In the material below, list every line carrying the string "VIII".
Start Supplied material
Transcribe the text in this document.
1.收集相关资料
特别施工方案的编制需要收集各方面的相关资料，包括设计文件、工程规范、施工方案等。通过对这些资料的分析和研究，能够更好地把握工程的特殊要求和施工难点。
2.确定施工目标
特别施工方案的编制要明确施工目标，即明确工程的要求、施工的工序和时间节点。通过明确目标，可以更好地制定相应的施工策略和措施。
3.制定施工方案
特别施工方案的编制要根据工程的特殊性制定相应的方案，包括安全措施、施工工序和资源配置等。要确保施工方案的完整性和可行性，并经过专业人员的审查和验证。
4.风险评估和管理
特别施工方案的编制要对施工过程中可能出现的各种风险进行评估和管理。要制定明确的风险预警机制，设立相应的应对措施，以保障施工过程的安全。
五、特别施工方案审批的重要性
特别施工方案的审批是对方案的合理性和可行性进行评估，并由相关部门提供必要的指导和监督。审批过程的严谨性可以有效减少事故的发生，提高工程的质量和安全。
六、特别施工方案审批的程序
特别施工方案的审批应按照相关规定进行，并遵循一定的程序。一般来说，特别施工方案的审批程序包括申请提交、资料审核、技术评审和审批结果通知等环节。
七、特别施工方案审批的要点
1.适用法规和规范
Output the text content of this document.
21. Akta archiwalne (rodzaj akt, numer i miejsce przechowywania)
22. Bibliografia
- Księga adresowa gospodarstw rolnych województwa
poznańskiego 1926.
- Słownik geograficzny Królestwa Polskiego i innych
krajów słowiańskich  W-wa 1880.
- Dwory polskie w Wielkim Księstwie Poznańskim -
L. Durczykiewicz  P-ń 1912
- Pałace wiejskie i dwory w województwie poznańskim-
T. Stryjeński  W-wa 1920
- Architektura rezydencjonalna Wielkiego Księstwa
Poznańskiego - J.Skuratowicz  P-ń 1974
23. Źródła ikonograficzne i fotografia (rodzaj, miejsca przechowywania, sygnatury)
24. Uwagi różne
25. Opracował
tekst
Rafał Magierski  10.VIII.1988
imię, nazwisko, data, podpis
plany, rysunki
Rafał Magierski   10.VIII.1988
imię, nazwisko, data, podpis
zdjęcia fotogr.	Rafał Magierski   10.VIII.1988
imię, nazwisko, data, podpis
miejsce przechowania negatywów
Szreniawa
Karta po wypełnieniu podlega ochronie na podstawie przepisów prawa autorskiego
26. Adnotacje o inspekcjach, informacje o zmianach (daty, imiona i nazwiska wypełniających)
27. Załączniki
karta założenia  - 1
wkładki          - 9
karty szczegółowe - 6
End Supplied material
» Problem solution
Rafał Magierski  10.VIII.1988
Rafał Magierski   10.VIII.1988
zdjęcia fotogr.	Rafał Magierski   10.VIII.1988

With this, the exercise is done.